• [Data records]
■ ■ ■ ■ ■ ■ ■

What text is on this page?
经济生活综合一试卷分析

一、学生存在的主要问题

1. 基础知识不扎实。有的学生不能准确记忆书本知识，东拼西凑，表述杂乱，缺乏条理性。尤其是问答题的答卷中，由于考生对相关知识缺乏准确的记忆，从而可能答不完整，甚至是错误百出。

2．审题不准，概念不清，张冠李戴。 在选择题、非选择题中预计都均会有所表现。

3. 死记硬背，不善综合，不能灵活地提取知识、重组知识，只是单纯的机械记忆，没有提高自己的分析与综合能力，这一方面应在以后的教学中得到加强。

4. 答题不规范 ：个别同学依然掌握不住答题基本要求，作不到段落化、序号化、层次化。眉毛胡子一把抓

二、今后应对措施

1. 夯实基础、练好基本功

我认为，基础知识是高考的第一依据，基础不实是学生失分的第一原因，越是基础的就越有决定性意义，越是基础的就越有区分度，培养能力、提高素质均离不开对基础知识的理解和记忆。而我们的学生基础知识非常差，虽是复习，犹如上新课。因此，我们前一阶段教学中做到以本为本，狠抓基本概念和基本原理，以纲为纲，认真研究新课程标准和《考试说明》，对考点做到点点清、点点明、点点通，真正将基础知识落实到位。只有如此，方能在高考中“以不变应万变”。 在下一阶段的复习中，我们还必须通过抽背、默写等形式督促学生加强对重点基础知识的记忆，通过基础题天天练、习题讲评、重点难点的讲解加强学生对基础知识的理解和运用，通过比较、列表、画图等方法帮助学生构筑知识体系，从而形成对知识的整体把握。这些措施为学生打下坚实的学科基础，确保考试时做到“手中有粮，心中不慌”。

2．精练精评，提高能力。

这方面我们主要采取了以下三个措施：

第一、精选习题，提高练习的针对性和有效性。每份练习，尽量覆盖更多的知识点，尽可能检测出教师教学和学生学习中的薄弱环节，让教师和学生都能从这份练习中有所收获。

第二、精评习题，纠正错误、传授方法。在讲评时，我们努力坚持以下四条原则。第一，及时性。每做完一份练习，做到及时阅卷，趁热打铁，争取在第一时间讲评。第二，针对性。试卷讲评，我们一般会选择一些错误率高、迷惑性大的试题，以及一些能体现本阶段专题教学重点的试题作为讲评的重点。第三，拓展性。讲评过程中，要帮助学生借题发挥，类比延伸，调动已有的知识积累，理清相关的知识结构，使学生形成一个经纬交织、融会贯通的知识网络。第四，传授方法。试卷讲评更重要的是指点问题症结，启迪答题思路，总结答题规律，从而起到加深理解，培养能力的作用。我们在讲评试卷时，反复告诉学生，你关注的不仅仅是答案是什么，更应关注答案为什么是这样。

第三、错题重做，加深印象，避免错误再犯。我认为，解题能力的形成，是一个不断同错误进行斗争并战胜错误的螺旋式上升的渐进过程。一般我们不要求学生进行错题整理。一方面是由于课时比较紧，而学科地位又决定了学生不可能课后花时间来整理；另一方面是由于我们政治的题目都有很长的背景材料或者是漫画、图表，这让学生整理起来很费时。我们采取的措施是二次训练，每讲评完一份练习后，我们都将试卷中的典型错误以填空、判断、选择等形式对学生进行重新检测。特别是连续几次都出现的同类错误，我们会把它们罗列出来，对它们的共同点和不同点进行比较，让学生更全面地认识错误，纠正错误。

■ ■ ■ ■ ■ ■ ■

• [STATED EXERCISE] Reproduce the full listing above, character for character.

• [EXPECTED OUTPUT]
What text is on this page?
经济生活综合一试卷分析

一、学生存在的主要问题

1. 基础知识不扎实。有的学生不能准确记忆书本知识，东拼西凑，表述杂乱，缺乏条理性。尤其是问答题的答卷中，由于考生对相关知识缺乏准确的记忆，从而可能答不完整，甚至是错误百出。

2．审题不准，概念不清，张冠李戴。 在选择题、非选择题中预计都均会有所表现。

3. 死记硬背，不善综合，不能灵活地提取知识、重组知识，只是单纯的机械记忆，没有提高自己的分析与综合能力，这一方面应在以后的教学中得到加强。

4. 答题不规范 ：个别同学依然掌握不住答题基本要求，作不到段落化、序号化、层次化。眉毛胡子一把抓

二、今后应对措施

1. 夯实基础、练好基本功

我认为，基础知识是高考的第一依据，基础不实是学生失分的第一原因，越是基础的就越有决定性意义，越是基础的就越有区分度，培养能力、提高素质均离不开对基础知识的理解和记忆。而我们的学生基础知识非常差，虽是复习，犹如上新课。因此，我们前一阶段教学中做到以本为本，狠抓基本概念和基本原理，以纲为纲，认真研究新课程标准和《考试说明》，对考点做到点点清、点点明、点点通，真正将基础知识落实到位。只有如此，方能在高考中“以不变应万变”。 在下一阶段的复习中，我们还必须通过抽背、默写等形式督促学生加强对重点基础知识的记忆，通过基础题天天练、习题讲评、重点难点的讲解加强学生对基础知识的理解和运用，通过比较、列表、画图等方法帮助学生构筑知识体系，从而形成对知识的整体把握。这些措施为学生打下坚实的学科基础，确保考试时做到“手中有粮，心中不慌”。

2．精练精评，提高能力。

这方面我们主要采取了以下三个措施：

第一、精选习题，提高练习的针对性和有效性。每份练习，尽量覆盖更多的知识点，尽可能检测出教师教学和学生学习中的薄弱环节，让教师和学生都能从这份练习中有所收获。

第二、精评习题，纠正错误、传授方法。在讲评时，我们努力坚持以下四条原则。第一，及时性。每做完一份练习，做到及时阅卷，趁热打铁，争取在第一时间讲评。第二，针对性。试卷讲评，我们一般会选择一些错误率高、迷惑性大的试题，以及一些能体现本阶段专题教学重点的试题作为讲评的重点。第三，拓展性。讲评过程中，要帮助学生借题发挥，类比延伸，调动已有的知识积累，理清相关的知识结构，使学生形成一个经纬交织、融会贯通的知识网络。第四，传授方法。试卷讲评更重要的是指点问题症结，启迪答题思路，总结答题规律，从而起到加深理解，培养能力的作用。我们在讲评试卷时，反复告诉学生，你关注的不仅仅是答案是什么，更应关注答案为什么是这样。

第三、错题重做，加深印象，避免错误再犯。我认为，解题能力的形成，是一个不断同错误进行斗争并战胜错误的螺旋式上升的渐进过程。一般我们不要求学生进行错题整理。一方面是由于课时比较紧，而学科地位又决定了学生不可能课后花时间来整理；另一方面是由于我们政治的题目都有很长的背景材料或者是漫画、图表，这让学生整理起来很费时。我们采取的措施是二次训练，每讲评完一份练习后，我们都将试卷中的典型错误以填空、判断、选择等形式对学生进行重新检测。特别是连续几次都出现的同类错误，我们会把它们罗列出来，对它们的共同点和不同点进行比较，让学生更全面地认识错误，纠正错误。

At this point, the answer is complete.